◆ Extracted material:
================================

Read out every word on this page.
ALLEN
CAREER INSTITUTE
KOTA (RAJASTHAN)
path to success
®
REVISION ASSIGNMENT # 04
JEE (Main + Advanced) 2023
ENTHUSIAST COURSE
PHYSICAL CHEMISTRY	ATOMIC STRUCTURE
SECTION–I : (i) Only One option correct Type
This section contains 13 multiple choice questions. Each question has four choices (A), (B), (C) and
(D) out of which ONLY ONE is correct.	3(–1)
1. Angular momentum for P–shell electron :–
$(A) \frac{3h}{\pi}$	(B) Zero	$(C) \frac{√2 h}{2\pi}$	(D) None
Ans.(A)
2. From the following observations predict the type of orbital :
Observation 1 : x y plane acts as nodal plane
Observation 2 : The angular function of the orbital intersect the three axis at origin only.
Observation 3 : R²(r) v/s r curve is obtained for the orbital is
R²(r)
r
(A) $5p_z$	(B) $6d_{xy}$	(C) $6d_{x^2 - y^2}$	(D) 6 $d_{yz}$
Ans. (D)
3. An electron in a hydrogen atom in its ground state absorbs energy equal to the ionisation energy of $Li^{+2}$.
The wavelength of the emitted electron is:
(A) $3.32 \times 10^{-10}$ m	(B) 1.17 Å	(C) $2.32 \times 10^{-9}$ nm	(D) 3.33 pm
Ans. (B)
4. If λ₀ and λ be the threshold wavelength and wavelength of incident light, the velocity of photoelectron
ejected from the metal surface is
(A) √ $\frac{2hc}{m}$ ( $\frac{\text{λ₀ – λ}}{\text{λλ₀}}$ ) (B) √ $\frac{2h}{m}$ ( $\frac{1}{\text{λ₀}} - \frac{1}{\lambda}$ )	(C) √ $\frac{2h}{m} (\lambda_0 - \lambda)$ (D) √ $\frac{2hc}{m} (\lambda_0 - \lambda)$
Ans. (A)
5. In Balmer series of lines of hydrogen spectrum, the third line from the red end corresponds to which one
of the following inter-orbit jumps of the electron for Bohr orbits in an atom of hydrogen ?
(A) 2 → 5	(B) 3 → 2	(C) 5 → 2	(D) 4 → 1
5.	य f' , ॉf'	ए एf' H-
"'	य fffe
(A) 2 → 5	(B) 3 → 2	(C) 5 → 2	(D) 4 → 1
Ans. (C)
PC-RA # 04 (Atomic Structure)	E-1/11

================================

◆ Given instruction:
From the records above, work out how many lines contain the string "following". Give only the number.

◆ Complete output:
2